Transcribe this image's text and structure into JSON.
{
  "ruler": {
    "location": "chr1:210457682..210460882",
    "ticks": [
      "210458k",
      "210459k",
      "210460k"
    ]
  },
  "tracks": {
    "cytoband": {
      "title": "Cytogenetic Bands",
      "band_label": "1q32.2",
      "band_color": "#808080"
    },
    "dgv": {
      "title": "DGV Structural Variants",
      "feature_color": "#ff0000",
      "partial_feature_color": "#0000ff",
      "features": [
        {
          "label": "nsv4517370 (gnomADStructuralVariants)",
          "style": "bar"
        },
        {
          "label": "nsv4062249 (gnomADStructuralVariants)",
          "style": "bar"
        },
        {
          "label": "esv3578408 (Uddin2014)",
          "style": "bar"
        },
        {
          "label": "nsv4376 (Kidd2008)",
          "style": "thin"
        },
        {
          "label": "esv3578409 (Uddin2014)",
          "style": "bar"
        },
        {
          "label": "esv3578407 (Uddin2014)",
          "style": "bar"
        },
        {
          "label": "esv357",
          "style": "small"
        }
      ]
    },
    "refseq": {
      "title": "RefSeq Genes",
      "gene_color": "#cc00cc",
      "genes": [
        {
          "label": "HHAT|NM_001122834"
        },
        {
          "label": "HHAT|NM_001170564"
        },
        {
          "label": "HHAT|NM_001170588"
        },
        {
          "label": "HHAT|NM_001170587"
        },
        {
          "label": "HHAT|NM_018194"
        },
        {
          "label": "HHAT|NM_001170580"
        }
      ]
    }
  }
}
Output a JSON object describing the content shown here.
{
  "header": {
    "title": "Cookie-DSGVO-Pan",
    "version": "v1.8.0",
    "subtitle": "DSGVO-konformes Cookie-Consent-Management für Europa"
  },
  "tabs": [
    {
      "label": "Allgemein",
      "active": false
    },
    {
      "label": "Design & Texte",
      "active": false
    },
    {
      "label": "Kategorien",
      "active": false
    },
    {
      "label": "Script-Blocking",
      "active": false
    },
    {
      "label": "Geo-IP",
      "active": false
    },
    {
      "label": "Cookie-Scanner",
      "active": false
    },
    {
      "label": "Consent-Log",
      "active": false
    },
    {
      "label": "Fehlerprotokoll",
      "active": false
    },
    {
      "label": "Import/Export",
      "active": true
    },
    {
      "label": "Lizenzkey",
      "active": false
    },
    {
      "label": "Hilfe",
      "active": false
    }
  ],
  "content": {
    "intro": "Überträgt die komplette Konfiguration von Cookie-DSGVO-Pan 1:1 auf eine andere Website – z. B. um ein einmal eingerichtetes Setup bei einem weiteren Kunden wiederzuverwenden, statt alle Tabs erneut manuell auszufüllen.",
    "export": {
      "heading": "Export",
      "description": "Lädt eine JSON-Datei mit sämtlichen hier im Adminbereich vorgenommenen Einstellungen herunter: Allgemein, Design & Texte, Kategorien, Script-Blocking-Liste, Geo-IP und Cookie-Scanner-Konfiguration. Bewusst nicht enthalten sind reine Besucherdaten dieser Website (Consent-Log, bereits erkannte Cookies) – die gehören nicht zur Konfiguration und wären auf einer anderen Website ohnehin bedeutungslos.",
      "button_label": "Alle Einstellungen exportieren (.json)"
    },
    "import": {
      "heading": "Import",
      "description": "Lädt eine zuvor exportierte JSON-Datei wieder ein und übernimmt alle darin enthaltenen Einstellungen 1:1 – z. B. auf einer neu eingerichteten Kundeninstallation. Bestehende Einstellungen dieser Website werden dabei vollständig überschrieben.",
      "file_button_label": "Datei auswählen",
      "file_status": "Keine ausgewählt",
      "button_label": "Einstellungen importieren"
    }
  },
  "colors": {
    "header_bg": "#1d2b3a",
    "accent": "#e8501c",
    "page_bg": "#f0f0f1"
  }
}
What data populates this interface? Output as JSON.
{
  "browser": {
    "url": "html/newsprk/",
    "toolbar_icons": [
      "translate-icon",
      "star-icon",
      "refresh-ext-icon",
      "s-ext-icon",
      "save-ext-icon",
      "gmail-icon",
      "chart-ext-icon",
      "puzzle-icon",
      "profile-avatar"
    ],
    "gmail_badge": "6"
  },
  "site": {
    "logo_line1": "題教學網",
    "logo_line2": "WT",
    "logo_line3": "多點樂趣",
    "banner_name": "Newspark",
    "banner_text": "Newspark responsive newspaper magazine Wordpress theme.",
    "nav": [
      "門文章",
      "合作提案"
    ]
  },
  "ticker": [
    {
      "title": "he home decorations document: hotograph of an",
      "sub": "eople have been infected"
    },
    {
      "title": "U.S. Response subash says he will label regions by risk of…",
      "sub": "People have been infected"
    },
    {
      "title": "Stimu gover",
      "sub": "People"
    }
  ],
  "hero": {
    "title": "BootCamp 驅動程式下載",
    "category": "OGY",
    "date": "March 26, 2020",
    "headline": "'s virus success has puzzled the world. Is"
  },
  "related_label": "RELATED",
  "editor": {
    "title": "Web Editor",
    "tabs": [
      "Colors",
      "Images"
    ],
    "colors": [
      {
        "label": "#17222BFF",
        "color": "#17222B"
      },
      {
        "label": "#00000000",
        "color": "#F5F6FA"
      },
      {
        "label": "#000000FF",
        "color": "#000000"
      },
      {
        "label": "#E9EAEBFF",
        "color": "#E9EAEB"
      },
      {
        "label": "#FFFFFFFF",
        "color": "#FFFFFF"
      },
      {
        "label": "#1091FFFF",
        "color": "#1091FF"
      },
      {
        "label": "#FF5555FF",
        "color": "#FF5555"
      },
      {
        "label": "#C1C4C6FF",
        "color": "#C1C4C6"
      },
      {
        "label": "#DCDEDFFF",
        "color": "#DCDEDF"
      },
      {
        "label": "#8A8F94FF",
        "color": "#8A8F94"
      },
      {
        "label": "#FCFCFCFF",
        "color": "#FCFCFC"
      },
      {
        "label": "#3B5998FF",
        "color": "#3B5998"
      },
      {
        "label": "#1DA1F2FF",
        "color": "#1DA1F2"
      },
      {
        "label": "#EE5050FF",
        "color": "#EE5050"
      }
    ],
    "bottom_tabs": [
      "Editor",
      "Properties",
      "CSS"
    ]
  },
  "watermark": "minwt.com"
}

Exercise directions - Within the entries above, find the string "Einstellungen" and return each line that holds it.

Task answer -
      "description": "Lädt eine JSON-Datei mit sämtlichen hier im Adminbereich vorgenommenen Einstellungen herunter: Allgemein, Design & Texte, Kategorien, Script-Blocking-Liste, Geo-IP und Cookie-Scanner-Konfiguration. Bewusst nicht enthalten sind reine Besucherdaten dieser Website (Consent-Log, bereits erkannte Cookies) – die gehören nicht zur Konfiguration und wären auf einer anderen Website ohnehin bedeutungslos.",
      "button_label": "Alle Einstellungen exportieren (.json)"
      "description": "Lädt eine zuvor exportierte JSON-Datei wieder ein und übernimmt alle darin enthaltenen Einstellungen 1:1 – z. B. auf einer neu eingerichteten Kundeninstallation. Bestehende Einstellungen dieser Website werden dabei vollständig überschrieben.",
      "button_label": "Einstellungen importieren"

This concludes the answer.